What you need to do:
What is the number of lines in the data that hold the string "screenshot"? Reply with that number only.

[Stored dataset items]
────────

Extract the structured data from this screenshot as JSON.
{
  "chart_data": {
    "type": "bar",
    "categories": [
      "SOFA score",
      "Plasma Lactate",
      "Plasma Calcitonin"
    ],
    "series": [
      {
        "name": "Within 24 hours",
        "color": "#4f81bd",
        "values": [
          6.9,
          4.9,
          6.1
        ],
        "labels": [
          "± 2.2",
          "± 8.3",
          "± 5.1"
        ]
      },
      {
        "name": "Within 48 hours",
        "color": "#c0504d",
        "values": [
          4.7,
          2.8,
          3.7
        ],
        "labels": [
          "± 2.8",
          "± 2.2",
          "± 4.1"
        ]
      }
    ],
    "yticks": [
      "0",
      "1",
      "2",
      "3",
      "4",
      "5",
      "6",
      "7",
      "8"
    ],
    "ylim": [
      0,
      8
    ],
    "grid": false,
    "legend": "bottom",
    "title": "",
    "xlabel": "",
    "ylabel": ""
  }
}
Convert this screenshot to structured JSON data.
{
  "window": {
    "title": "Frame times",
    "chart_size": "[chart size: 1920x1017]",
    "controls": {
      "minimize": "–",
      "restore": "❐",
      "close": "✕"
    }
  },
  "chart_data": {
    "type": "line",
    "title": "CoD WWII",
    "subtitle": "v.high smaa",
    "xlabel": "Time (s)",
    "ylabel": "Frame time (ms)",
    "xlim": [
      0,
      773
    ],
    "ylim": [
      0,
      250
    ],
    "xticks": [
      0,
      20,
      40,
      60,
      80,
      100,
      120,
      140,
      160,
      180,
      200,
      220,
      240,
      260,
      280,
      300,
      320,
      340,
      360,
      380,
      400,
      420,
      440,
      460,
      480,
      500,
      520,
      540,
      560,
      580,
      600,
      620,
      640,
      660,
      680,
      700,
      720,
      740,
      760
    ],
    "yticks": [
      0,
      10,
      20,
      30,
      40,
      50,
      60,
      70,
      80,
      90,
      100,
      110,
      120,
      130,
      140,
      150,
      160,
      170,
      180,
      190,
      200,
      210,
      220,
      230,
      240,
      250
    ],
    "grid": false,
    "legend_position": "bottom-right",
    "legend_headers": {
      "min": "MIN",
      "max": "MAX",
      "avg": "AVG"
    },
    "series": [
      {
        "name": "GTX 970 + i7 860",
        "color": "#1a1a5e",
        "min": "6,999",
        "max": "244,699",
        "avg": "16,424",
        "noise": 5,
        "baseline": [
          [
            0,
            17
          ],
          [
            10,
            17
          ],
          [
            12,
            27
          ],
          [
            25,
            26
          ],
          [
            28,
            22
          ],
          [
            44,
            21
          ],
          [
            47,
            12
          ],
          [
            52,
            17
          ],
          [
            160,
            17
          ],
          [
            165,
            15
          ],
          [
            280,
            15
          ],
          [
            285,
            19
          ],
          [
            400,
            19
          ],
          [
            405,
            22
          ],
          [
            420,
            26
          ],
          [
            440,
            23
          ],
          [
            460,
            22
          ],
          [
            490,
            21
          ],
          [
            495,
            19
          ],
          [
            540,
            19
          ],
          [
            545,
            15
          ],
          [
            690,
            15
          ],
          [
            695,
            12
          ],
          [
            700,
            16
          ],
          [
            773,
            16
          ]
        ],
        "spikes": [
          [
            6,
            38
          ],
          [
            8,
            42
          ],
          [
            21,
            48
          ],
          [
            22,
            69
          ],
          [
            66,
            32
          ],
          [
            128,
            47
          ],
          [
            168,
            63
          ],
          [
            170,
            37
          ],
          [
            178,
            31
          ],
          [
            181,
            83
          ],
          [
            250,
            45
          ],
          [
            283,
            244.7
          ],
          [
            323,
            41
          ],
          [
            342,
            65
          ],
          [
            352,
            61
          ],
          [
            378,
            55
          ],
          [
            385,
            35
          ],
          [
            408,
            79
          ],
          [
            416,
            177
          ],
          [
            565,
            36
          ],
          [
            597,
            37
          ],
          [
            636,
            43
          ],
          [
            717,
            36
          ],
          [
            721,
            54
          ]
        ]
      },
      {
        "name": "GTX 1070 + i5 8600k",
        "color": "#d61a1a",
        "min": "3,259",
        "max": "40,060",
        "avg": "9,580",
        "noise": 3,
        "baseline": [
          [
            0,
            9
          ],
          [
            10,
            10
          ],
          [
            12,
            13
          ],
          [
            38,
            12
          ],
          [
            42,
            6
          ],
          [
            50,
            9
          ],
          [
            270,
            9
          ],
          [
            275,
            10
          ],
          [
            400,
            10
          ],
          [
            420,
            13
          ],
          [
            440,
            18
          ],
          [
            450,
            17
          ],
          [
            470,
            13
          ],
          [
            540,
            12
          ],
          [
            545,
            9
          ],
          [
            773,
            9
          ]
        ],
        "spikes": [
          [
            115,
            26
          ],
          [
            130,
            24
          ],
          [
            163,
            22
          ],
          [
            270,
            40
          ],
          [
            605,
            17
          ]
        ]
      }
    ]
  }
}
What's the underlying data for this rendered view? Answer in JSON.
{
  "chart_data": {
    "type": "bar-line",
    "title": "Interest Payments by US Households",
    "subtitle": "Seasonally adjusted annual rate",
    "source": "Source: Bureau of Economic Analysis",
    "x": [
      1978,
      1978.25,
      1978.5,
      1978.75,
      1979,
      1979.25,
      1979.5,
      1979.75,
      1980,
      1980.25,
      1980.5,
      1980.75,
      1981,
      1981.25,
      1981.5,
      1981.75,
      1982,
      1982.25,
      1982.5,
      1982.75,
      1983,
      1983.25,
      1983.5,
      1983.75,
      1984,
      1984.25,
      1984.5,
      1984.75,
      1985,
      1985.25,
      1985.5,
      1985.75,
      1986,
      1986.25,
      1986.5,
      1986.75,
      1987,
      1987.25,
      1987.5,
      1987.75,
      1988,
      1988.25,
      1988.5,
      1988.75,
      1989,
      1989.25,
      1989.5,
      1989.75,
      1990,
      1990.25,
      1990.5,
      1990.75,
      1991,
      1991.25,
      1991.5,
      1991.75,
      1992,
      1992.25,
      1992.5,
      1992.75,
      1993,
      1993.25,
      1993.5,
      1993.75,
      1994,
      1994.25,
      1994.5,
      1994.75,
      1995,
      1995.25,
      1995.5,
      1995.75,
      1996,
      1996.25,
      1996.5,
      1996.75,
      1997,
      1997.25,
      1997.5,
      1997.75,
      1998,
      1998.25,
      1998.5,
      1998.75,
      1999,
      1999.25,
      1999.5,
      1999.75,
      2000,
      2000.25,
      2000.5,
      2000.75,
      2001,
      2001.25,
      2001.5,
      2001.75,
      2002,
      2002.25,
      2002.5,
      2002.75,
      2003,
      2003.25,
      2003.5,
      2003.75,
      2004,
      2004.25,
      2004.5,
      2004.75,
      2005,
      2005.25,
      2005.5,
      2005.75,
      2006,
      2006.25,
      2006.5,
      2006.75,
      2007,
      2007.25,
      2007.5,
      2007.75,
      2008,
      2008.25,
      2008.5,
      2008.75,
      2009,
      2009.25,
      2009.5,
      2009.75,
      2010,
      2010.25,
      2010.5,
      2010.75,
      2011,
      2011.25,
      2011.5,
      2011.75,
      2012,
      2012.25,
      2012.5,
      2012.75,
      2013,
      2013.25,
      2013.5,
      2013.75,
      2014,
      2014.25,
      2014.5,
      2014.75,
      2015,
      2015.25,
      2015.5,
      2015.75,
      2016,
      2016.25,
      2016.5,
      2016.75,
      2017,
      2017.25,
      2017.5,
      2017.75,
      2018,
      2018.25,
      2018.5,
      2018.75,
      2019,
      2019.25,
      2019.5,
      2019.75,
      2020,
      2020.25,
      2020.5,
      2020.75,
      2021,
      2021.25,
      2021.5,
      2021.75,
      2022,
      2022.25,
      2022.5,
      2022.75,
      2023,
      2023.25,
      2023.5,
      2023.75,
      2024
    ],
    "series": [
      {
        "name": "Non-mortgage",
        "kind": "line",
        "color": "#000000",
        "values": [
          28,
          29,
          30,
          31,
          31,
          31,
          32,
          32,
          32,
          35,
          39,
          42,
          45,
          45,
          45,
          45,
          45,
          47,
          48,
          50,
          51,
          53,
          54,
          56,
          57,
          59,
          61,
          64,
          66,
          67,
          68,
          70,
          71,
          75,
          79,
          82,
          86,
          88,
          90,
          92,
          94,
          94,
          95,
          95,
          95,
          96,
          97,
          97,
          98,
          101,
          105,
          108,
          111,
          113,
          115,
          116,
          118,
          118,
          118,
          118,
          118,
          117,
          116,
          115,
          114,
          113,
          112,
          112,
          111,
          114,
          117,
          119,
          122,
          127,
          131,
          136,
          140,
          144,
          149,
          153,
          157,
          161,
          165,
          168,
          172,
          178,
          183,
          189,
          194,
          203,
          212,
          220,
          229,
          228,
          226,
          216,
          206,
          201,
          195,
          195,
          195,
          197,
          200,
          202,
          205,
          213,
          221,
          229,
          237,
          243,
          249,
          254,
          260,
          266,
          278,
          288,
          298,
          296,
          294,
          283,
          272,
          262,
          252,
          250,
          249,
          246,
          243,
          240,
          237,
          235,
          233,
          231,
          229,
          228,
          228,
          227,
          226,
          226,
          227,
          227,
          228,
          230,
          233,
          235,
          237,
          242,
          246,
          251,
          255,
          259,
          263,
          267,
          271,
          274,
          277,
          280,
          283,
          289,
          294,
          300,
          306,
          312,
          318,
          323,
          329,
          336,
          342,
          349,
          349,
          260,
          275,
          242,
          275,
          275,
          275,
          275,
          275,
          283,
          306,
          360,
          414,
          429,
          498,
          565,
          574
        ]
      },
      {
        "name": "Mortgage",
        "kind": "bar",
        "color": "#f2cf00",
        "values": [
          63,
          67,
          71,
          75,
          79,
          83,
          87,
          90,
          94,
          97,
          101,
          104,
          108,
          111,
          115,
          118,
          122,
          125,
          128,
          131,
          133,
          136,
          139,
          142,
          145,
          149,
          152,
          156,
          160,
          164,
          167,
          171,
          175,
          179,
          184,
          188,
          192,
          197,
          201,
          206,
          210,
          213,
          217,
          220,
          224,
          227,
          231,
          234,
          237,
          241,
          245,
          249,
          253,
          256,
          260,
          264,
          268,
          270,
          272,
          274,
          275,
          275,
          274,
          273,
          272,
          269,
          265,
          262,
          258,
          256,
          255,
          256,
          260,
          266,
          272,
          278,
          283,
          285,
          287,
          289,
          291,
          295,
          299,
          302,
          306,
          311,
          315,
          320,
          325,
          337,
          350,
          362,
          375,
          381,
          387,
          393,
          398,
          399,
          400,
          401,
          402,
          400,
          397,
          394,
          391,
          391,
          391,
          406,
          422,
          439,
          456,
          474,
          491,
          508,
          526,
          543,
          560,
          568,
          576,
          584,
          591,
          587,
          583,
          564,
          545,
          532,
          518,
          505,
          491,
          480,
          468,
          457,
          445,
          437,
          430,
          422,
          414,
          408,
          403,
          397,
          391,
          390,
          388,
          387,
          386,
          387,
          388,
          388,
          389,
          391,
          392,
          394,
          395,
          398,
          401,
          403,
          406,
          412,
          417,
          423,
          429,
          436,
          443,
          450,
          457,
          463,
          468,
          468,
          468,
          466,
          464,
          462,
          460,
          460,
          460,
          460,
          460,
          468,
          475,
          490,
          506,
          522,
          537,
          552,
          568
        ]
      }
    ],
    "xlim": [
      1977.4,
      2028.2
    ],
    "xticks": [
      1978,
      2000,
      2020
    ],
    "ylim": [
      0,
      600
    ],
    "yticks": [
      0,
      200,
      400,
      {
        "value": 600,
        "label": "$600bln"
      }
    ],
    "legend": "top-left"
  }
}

────────

Output for this task:
2